**Task directions**
Could you copy, word for word, only the lines from the one containing "Type out the text in this image." through the last line of the records below, both included?
-- START OF Given records --
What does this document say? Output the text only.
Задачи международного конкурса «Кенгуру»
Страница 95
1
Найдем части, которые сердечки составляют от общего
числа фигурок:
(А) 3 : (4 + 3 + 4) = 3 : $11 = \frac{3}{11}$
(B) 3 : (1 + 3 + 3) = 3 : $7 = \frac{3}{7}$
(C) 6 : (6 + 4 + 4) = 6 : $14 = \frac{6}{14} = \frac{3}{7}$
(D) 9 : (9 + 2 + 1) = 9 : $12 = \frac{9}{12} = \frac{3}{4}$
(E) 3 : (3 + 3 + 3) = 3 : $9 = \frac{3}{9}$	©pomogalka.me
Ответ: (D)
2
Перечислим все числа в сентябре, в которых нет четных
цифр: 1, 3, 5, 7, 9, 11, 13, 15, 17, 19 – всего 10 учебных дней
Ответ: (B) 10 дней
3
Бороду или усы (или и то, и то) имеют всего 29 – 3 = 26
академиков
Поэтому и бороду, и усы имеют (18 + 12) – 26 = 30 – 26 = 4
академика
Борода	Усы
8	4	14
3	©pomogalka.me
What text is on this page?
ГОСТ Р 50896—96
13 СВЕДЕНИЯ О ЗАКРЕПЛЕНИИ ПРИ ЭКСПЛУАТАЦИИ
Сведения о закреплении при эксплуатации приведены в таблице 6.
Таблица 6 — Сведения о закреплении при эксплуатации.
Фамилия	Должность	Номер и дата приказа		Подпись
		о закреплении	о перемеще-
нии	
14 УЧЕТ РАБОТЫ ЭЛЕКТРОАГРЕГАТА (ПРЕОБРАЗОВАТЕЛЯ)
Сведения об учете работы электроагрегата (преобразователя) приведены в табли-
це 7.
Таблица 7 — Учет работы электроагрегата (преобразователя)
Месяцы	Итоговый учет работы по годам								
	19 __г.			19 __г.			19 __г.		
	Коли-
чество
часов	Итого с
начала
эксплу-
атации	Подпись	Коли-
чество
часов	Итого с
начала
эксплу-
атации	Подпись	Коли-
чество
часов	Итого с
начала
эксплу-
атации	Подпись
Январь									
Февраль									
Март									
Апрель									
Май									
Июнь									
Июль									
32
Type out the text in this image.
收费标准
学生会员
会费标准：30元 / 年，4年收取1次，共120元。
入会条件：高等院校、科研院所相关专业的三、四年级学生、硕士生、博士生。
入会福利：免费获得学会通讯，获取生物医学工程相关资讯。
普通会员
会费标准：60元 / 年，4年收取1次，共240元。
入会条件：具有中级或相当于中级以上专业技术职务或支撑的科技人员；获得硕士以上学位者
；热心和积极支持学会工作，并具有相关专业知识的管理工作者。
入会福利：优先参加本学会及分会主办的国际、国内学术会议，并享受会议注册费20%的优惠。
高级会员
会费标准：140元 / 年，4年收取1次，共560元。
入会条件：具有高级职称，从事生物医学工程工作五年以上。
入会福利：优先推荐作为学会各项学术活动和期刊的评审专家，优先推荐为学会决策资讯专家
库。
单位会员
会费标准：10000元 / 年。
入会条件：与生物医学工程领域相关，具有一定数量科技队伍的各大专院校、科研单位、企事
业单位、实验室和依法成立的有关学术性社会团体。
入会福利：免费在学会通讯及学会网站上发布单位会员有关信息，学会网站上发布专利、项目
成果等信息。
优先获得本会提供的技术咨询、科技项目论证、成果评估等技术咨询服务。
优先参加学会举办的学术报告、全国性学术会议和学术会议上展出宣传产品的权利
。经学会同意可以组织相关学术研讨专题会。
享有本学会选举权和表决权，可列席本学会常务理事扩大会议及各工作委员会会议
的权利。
-- END OF Given records --
**Exercise answer**
Type out the text in this image.
收费标准
学生会员
会费标准：30元 / 年，4年收取1次，共120元。
入会条件：高等院校、科研院所相关专业的三、四年级学生、硕士生、博士生。
入会福利：免费获得学会通讯，获取生物医学工程相关资讯。
普通会员
会费标准：60元 / 年，4年收取1次，共240元。
入会条件：具有中级或相当于中级以上专业技术职务或支撑的科技人员；获得硕士以上学位者
；热心和积极支持学会工作，并具有相关专业知识的管理工作者。
入会福利：优先参加本学会及分会主办的国际、国内学术会议，并享受会议注册费20%的优惠。
高级会员
会费标准：140元 / 年，4年收取1次，共560元。
入会条件：具有高级职称，从事生物医学工程工作五年以上。
入会福利：优先推荐作为学会各项学术活动和期刊的评审专家，优先推荐为学会决策资讯专家
库。
单位会员
会费标准：10000元 / 年。
入会条件：与生物医学工程领域相关，具有一定数量科技队伍的各大专院校、科研单位、企事
业单位、实验室和依法成立的有关学术性社会团体。
入会福利：免费在学会通讯及学会网站上发布单位会员有关信息，学会网站上发布专利、项目
成果等信息。
优先获得本会提供的技术咨询、科技项目论证、成果评估等技术咨询服务。
优先参加学会举办的学术报告、全国性学术会议和学术会议上展出宣传产品的权利
。经学会同意可以组织相关学术研讨专题会。
享有本学会选举权和表决权，可列席本学会常务理事扩大会议及各工作委员会会议
的权利。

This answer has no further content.